— begin —

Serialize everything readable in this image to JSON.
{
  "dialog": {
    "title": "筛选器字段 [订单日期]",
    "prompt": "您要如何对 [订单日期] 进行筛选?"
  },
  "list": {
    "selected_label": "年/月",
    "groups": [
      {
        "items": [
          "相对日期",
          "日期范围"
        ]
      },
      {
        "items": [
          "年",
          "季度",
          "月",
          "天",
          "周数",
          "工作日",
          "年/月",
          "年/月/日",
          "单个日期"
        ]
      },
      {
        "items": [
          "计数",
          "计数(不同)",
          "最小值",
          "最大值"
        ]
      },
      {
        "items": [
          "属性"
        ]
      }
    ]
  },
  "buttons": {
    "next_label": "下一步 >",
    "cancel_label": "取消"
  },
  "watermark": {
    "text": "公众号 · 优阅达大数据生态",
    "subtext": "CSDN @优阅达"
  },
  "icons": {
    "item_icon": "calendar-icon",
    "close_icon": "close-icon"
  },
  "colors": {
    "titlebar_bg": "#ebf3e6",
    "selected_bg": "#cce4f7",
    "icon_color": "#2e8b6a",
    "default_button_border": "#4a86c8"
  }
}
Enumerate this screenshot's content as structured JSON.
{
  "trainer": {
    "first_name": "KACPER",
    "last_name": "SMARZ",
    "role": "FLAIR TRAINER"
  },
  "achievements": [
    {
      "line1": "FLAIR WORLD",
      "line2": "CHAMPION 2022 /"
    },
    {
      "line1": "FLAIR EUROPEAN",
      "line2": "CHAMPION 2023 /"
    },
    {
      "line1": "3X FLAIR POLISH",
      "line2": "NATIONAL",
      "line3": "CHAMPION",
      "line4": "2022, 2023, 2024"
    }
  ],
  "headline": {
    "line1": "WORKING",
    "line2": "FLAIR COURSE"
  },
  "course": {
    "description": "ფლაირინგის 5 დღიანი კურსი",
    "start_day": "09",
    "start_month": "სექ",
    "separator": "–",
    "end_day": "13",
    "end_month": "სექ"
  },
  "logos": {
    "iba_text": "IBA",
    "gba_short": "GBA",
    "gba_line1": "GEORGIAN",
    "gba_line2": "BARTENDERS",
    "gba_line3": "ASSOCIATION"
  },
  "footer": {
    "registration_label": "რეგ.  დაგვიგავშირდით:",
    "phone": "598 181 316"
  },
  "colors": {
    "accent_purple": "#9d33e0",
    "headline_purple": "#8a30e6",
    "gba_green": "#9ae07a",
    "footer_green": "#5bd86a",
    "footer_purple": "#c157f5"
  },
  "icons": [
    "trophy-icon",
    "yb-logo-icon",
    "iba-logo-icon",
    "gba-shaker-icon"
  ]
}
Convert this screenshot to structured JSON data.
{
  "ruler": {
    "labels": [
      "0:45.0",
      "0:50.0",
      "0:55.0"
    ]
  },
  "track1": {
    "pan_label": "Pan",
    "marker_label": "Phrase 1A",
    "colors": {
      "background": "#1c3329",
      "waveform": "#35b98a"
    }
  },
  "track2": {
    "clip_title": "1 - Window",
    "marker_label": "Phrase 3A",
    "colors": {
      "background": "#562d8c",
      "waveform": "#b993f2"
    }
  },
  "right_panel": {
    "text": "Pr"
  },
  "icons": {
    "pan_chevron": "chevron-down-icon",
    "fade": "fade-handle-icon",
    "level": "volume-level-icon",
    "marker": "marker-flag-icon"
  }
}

— end —

GIVEN REQUEST »
Exactly reproduce every record.

WORKED SOLUTION »
Serialize everything readable in this image to JSON.
{
  "dialog": {
    "title": "筛选器字段 [订单日期]",
    "prompt": "您要如何对 [订单日期] 进行筛选?"
  },
  "list": {
    "selected_label": "年/月",
    "groups": [
      {
        "items": [
          "相对日期",
          "日期范围"
        ]
      },
      {
        "items": [
          "年",
          "季度",
          "月",
          "天",
          "周数",
          "工作日",
          "年/月",
          "年/月/日",
          "单个日期"
        ]
      },
      {
        "items": [
          "计数",
          "计数(不同)",
          "最小值",
          "最大值"
        ]
      },
      {
        "items": [
          "属性"
        ]
      }
    ]
  },
  "buttons": {
    "next_label": "下一步 >",
    "cancel_label": "取消"
  },
  "watermark": {
    "text": "公众号 · 优阅达大数据生态",
    "subtext": "CSDN @优阅达"
  },
  "icons": {
    "item_icon": "calendar-icon",
    "close_icon": "close-icon"
  },
  "colors": {
    "titlebar_bg": "#ebf3e6",
    "selected_bg": "#cce4f7",
    "icon_color": "#2e8b6a",
    "default_button_border": "#4a86c8"
  }
}
Enumerate this screenshot's content as structured JSON.
{
  "trainer": {
    "first_name": "KACPER",
    "last_name": "SMARZ",
    "role": "FLAIR TRAINER"
  },
  "achievements": [
    {
      "line1": "FLAIR WORLD",
      "line2": "CHAMPION 2022 /"
    },
    {
      "line1": "FLAIR EUROPEAN",
      "line2": "CHAMPION 2023 /"
    },
    {
      "line1": "3X FLAIR POLISH",
      "line2": "NATIONAL",
      "line3": "CHAMPION",
      "line4": "2022, 2023, 2024"
    }
  ],
  "headline": {
    "line1": "WORKING",
    "line2": "FLAIR COURSE"
  },
  "course": {
    "description": "ფლაირინგის 5 დღიანი კურსი",
    "start_day": "09",
    "start_month": "სექ",
    "separator": "–",
    "end_day": "13",
    "end_month": "სექ"
  },
  "logos": {
    "iba_text": "IBA",
    "gba_short": "GBA",
    "gba_line1": "GEORGIAN",
    "gba_line2": "BARTENDERS",
    "gba_line3": "ASSOCIATION"
  },
  "footer": {
    "registration_label": "რეგ.  დაგვიგავშირდით:",
    "phone": "598 181 316"
  },
  "colors": {
    "accent_purple": "#9d33e0",
    "headline_purple": "#8a30e6",
    "gba_green": "#9ae07a",
    "footer_green": "#5bd86a",
    "footer_purple": "#c157f5"
  },
  "icons": [
    "trophy-icon",
    "yb-logo-icon",
    "iba-logo-icon",
    "gba-shaker-icon"
  ]
}
Convert this screenshot to structured JSON data.
{
  "ruler": {
    "labels": [
      "0:45.0",
      "0:50.0",
      "0:55.0"
    ]
  },
  "track1": {
    "pan_label": "Pan",
    "marker_label": "Phrase 1A",
    "colors": {
      "background": "#1c3329",
      "waveform": "#35b98a"
    }
  },
  "track2": {
    "clip_title": "1 - Window",
    "marker_label": "Phrase 3A",
    "colors": {
      "background": "#562d8c",
      "waveform": "#b993f2"
    }
  },
  "right_panel": {
    "text": "Pr"
  },
  "icons": {
    "pan_chevron": "chevron-down-icon",
    "fade": "fade-handle-icon",
    "level": "volume-level-icon",
    "marker": "marker-flag-icon"
  }
}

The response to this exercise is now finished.